Gather each line in the entries that includes the string "Ἰησοῦς".

· · ·

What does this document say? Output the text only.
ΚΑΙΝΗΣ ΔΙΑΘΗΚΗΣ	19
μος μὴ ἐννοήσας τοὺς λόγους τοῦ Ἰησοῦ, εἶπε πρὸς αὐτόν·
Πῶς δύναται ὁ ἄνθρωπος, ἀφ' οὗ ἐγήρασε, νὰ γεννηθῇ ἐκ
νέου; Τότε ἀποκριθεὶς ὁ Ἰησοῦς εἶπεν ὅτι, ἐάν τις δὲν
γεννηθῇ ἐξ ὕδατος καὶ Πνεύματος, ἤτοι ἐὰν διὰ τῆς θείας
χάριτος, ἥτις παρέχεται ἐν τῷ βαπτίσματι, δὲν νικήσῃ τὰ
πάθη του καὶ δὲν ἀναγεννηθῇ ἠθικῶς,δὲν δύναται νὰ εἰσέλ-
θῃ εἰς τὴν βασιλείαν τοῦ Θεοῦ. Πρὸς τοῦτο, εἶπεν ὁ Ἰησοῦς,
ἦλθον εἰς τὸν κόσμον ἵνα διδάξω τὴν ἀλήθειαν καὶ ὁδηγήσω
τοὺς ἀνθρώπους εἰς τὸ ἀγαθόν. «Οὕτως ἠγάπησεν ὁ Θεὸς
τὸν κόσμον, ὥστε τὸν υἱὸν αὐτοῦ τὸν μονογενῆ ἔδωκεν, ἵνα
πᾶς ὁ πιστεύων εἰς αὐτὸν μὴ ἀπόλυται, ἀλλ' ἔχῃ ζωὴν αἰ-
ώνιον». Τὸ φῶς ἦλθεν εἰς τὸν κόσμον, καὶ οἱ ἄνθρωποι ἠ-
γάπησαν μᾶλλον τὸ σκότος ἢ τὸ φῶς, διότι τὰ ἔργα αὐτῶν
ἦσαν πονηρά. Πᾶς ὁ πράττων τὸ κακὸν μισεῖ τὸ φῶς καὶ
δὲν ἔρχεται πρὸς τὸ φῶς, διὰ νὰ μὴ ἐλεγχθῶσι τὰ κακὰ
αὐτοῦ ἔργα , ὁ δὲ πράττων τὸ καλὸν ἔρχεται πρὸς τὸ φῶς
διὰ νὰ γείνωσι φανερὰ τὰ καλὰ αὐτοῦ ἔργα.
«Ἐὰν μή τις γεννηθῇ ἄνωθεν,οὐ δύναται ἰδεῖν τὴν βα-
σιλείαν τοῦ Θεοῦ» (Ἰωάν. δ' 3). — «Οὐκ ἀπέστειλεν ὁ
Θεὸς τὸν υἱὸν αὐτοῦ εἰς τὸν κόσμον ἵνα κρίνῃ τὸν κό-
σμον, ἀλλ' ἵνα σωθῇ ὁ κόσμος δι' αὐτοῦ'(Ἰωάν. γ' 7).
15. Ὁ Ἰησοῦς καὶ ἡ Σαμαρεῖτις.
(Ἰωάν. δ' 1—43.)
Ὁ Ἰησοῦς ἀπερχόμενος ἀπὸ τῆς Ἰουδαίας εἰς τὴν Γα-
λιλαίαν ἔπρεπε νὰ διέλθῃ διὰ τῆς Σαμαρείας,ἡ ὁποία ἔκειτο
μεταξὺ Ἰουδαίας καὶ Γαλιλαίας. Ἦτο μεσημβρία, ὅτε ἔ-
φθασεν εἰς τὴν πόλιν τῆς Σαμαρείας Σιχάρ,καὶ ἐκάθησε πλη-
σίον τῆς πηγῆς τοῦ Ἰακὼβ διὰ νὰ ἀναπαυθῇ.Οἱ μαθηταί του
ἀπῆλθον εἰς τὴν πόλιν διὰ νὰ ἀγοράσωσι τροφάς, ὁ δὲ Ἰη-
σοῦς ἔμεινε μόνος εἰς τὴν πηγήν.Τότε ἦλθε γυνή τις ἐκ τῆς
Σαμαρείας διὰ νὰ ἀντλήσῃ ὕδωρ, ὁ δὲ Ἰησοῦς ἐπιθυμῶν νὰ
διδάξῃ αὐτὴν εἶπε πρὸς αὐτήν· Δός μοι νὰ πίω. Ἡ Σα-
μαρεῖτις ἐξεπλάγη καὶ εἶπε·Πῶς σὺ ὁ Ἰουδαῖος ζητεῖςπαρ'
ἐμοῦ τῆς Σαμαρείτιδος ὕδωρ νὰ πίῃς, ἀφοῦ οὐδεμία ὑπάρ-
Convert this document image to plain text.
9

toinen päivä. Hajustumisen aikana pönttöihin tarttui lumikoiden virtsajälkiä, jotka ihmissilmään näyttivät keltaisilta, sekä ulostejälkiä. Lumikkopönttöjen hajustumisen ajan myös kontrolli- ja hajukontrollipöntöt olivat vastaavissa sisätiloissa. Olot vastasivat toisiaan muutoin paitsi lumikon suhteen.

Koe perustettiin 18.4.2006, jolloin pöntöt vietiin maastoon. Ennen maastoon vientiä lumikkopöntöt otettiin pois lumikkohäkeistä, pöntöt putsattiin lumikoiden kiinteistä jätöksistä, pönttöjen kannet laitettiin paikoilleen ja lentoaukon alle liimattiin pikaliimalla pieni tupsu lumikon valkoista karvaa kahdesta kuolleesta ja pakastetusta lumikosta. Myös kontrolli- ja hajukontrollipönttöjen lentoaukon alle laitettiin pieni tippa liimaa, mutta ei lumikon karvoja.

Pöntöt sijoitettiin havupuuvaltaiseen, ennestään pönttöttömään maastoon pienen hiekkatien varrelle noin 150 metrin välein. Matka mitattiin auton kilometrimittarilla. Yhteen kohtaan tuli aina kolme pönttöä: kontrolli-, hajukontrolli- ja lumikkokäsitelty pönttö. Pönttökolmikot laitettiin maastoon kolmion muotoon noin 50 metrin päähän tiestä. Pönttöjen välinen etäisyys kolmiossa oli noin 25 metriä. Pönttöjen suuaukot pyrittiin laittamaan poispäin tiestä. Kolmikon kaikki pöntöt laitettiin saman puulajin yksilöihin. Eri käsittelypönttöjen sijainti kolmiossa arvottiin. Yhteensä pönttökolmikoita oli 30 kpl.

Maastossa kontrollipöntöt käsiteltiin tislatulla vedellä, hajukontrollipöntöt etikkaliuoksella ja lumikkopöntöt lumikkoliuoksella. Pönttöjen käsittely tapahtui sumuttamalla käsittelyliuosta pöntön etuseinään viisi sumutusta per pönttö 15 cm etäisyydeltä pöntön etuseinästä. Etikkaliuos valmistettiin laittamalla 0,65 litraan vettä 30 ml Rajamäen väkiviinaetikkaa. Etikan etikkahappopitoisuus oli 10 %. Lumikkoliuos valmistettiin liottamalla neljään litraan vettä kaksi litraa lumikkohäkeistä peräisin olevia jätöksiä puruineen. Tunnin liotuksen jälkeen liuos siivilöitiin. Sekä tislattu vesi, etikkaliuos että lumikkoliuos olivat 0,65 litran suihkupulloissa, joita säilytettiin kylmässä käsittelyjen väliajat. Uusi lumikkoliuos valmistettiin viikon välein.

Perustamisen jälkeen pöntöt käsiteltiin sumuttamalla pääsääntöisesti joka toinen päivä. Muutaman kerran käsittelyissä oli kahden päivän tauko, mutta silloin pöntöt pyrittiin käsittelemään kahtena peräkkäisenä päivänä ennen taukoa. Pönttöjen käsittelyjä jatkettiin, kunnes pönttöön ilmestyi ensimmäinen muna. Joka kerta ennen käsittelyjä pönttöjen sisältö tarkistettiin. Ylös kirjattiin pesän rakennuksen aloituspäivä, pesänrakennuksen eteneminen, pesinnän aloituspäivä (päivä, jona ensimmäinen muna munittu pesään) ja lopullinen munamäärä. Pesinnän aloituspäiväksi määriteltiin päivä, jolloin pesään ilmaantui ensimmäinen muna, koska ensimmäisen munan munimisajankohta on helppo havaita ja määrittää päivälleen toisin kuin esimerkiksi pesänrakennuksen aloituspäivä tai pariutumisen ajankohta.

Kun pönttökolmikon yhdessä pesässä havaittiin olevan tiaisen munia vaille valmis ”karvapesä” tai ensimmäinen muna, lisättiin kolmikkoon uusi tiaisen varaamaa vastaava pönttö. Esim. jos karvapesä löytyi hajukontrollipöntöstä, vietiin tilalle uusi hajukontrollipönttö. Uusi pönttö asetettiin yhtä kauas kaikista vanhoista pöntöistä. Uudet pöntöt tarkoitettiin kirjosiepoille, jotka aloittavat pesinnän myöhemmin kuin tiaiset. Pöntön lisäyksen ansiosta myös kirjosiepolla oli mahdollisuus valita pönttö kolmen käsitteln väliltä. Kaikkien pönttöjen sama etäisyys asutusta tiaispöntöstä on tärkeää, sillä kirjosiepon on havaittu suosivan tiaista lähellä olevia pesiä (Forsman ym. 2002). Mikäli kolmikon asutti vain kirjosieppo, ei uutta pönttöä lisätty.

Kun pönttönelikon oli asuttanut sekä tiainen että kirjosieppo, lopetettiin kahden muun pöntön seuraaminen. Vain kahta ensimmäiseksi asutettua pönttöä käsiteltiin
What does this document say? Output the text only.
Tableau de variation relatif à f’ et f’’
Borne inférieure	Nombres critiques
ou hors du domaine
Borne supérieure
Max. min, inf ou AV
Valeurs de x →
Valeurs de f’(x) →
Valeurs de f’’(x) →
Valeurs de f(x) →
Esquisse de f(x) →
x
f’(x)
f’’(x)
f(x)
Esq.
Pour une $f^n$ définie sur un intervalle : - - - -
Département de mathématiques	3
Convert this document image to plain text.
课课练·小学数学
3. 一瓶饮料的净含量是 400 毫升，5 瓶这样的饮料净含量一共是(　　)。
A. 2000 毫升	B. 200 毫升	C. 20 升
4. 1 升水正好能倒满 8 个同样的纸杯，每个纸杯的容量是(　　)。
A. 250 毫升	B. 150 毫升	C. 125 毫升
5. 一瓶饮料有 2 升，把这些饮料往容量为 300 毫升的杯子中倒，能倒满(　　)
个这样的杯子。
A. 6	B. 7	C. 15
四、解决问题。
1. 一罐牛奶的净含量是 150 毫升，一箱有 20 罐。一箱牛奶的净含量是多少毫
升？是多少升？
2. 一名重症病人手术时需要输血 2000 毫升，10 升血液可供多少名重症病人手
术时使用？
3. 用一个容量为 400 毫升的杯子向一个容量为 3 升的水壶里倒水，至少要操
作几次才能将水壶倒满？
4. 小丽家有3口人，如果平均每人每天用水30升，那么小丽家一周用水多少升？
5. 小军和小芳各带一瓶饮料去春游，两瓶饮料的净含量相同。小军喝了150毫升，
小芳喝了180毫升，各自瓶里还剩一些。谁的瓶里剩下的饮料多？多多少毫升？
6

· · ·

## SOLVED PROBLEM
νέου; Τότε ἀποκριθεὶς ὁ Ἰησοῦς εἶπεν ὅτι, ἐάν τις δὲν
θῃ εἰς τὴν βασιλείαν τοῦ Θεοῦ. Πρὸς τοῦτο, εἶπεν ὁ Ἰησοῦς,
15. Ὁ Ἰησοῦς καὶ ἡ Σαμαρεῖτις.
Ὁ Ἰησοῦς ἀπερχόμενος ἀπὸ τῆς Ἰουδαίας εἰς τὴν Γα-
Σαμαρείας διὰ νὰ ἀντλήσῃ ὕδωρ, ὁ δὲ Ἰησοῦς ἐπιθυμῶν νὰ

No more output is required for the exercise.